**Stored items**
__________________________________________________

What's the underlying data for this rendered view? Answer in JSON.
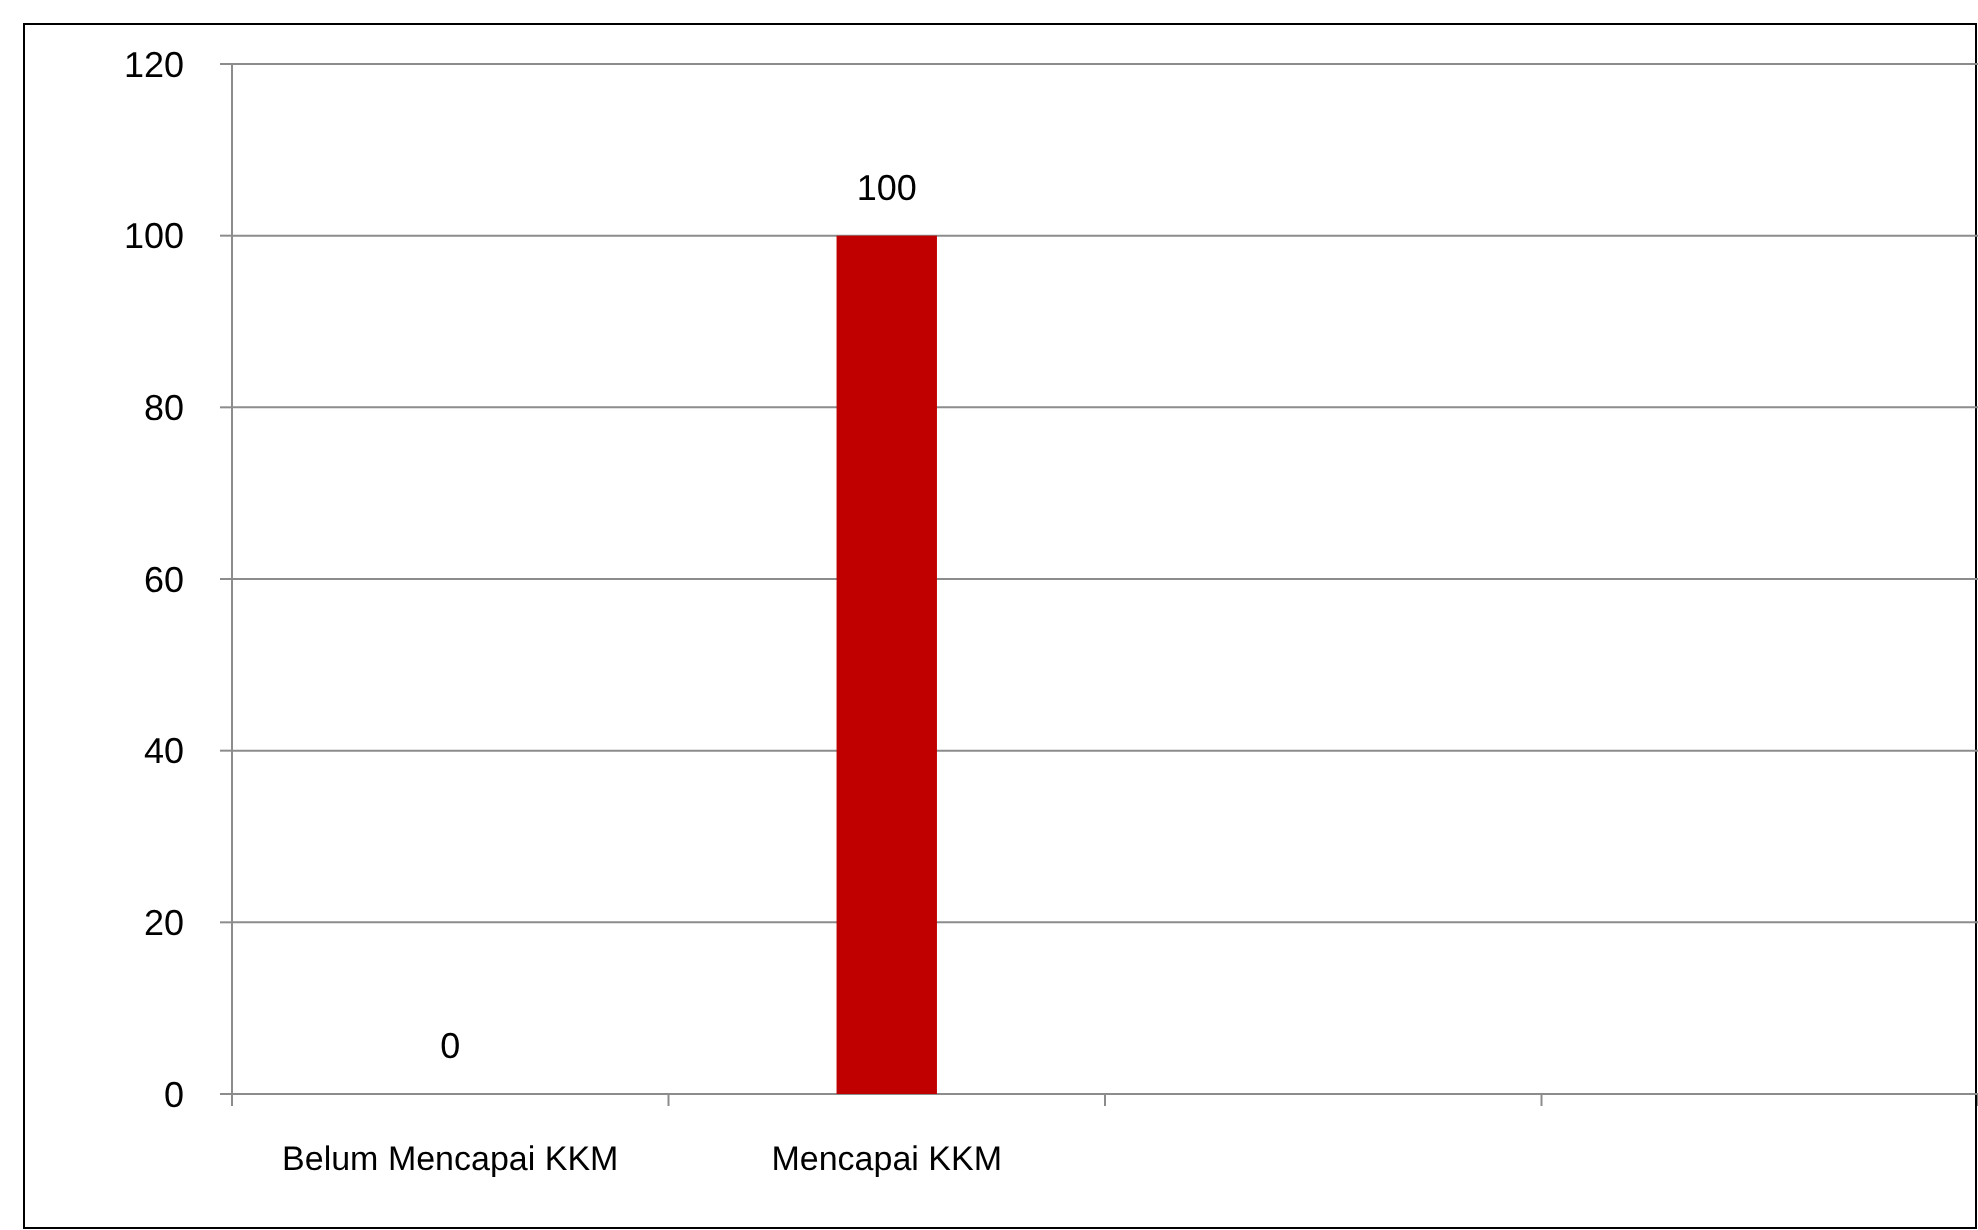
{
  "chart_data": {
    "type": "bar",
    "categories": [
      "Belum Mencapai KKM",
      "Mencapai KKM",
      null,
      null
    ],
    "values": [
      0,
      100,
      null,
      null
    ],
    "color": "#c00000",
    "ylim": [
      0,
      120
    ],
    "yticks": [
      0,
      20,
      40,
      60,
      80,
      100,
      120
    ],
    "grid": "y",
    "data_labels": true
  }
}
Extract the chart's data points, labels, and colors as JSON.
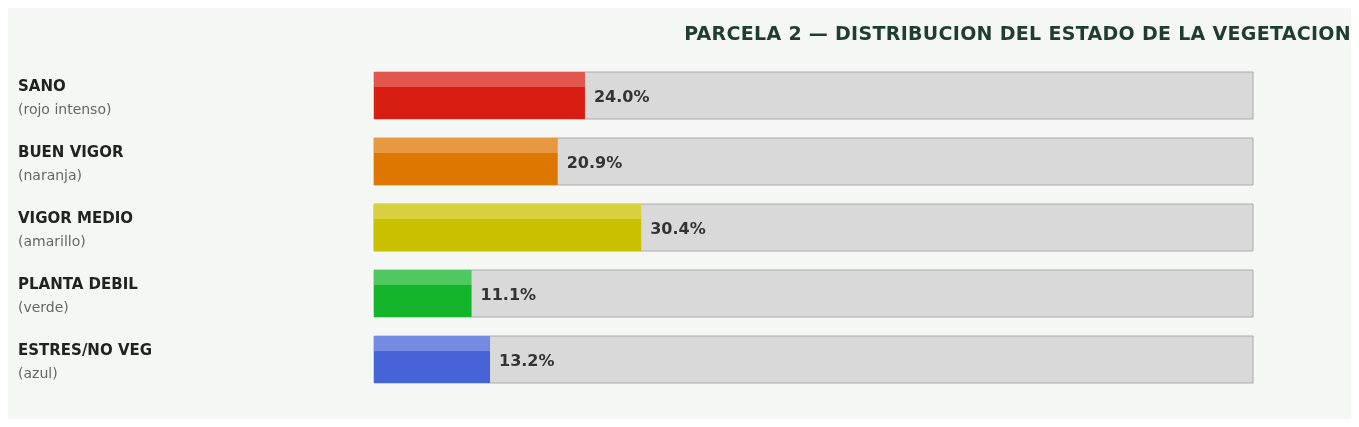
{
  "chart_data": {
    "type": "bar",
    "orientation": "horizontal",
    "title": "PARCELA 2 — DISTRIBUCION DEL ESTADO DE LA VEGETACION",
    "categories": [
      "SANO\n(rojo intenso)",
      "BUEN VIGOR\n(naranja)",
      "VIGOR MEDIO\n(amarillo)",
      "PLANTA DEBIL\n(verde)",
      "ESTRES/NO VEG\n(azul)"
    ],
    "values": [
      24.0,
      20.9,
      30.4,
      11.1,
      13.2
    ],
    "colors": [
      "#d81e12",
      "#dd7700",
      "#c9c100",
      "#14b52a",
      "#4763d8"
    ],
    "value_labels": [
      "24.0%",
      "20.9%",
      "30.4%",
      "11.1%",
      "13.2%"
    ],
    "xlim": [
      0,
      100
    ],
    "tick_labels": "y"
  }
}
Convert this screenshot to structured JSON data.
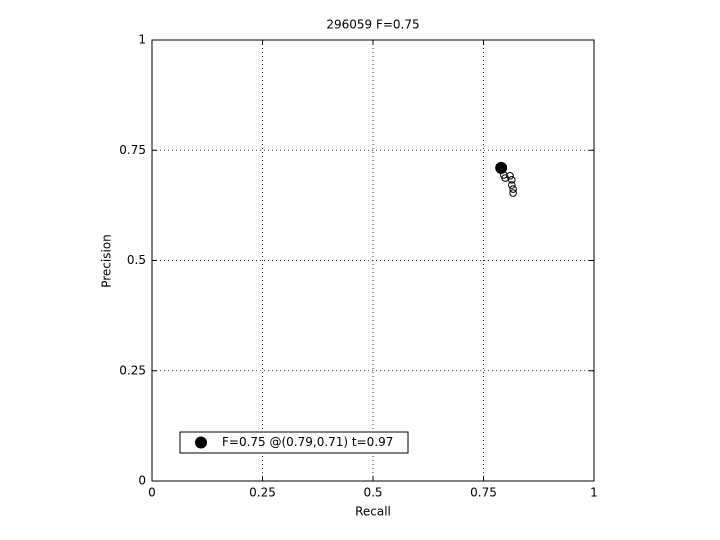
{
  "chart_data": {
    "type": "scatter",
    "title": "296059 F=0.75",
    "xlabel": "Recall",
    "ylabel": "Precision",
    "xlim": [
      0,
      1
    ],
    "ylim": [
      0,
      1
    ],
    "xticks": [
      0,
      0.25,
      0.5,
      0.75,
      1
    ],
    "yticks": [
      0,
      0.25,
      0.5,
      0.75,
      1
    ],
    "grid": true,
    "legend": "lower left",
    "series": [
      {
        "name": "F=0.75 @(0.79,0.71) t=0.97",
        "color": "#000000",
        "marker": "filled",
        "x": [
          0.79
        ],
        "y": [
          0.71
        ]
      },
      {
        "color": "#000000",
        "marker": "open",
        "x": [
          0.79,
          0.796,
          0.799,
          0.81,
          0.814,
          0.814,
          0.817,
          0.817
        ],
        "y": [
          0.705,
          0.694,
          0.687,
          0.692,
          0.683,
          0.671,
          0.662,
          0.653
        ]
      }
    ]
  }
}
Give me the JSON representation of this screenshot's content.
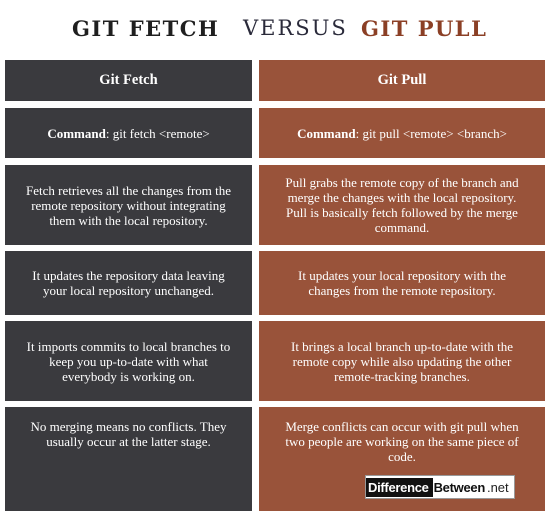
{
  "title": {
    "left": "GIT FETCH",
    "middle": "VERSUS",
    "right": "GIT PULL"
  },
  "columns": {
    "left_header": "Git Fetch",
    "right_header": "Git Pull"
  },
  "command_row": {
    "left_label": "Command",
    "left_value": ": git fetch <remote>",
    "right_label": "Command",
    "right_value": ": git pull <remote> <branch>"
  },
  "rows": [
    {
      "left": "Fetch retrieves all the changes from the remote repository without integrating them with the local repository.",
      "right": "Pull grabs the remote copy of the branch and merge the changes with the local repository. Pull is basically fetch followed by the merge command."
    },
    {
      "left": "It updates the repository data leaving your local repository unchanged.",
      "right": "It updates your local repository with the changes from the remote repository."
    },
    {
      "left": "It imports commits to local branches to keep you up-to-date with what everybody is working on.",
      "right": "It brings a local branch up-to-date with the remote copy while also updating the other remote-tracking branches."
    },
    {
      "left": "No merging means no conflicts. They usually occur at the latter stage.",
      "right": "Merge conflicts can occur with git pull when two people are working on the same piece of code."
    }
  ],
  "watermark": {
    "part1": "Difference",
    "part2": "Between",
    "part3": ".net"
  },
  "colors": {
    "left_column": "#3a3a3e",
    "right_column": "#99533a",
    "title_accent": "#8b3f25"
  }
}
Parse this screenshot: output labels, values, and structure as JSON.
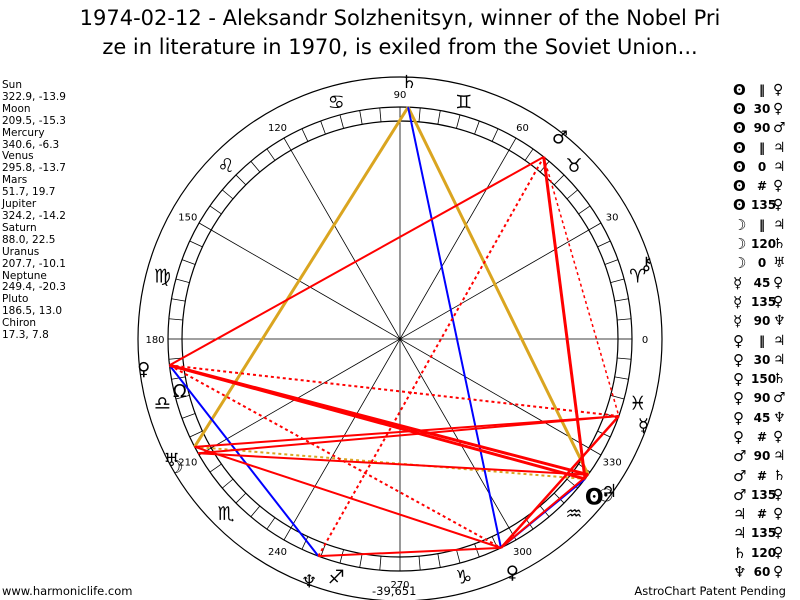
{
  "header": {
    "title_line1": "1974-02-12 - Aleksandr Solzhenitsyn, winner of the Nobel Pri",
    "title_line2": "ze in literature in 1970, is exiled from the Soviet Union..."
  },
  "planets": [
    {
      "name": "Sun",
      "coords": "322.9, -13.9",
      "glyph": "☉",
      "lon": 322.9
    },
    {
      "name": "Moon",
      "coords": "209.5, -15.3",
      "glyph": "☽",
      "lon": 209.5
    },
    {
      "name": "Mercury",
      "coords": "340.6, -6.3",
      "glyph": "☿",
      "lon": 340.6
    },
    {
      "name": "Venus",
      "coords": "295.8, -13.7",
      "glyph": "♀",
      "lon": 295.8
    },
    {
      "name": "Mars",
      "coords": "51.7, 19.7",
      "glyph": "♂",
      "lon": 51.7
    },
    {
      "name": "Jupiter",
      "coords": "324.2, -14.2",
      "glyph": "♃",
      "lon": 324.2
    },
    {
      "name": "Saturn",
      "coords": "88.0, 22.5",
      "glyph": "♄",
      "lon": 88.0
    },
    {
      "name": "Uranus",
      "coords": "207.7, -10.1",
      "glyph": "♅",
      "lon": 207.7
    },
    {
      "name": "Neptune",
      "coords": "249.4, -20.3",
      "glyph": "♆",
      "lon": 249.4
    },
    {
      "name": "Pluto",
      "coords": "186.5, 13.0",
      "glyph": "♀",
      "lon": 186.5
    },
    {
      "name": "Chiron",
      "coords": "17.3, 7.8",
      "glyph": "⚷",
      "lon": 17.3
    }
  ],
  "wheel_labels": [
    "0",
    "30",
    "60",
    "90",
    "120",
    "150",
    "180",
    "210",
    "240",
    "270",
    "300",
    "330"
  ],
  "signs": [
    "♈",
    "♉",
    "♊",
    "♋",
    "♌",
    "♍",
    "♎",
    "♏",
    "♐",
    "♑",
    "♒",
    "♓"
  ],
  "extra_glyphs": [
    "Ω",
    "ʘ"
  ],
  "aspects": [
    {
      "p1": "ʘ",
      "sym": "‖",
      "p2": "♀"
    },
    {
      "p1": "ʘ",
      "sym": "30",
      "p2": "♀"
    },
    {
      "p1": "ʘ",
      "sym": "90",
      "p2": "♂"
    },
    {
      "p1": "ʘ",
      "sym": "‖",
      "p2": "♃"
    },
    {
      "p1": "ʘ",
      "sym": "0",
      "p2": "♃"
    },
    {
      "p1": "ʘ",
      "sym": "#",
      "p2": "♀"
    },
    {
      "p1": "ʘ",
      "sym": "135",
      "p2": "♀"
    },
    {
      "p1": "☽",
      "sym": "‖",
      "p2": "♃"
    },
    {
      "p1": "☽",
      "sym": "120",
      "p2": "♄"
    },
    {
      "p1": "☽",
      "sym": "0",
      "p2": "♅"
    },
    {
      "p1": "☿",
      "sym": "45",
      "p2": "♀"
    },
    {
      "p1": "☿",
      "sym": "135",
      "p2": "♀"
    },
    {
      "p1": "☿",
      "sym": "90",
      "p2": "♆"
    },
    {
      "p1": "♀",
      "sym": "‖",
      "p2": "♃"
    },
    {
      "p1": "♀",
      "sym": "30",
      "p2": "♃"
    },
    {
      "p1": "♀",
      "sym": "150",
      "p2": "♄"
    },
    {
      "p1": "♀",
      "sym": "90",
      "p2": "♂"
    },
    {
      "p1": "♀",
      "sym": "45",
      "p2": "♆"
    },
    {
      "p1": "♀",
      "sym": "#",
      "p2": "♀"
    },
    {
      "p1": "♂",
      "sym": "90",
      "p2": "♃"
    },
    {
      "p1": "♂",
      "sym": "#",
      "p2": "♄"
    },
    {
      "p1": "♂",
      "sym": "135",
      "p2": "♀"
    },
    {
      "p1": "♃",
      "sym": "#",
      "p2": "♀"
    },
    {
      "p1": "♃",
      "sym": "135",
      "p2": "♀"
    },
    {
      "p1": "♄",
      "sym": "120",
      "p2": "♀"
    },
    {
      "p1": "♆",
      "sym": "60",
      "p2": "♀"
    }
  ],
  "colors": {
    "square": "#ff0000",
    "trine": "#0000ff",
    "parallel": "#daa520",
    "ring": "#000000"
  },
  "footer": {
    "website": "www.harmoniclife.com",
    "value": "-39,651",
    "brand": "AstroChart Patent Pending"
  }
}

__________________________________________________

**WHAT IS EXPECTED**
Pull every line containing the word "conflicts" out of the entries above.

**REPLY**
      "left": "No merging means no conflicts. They usually occur at the latter stage.",
      "right": "Merge conflicts can occur with git pull when two people are working on the same piece of code."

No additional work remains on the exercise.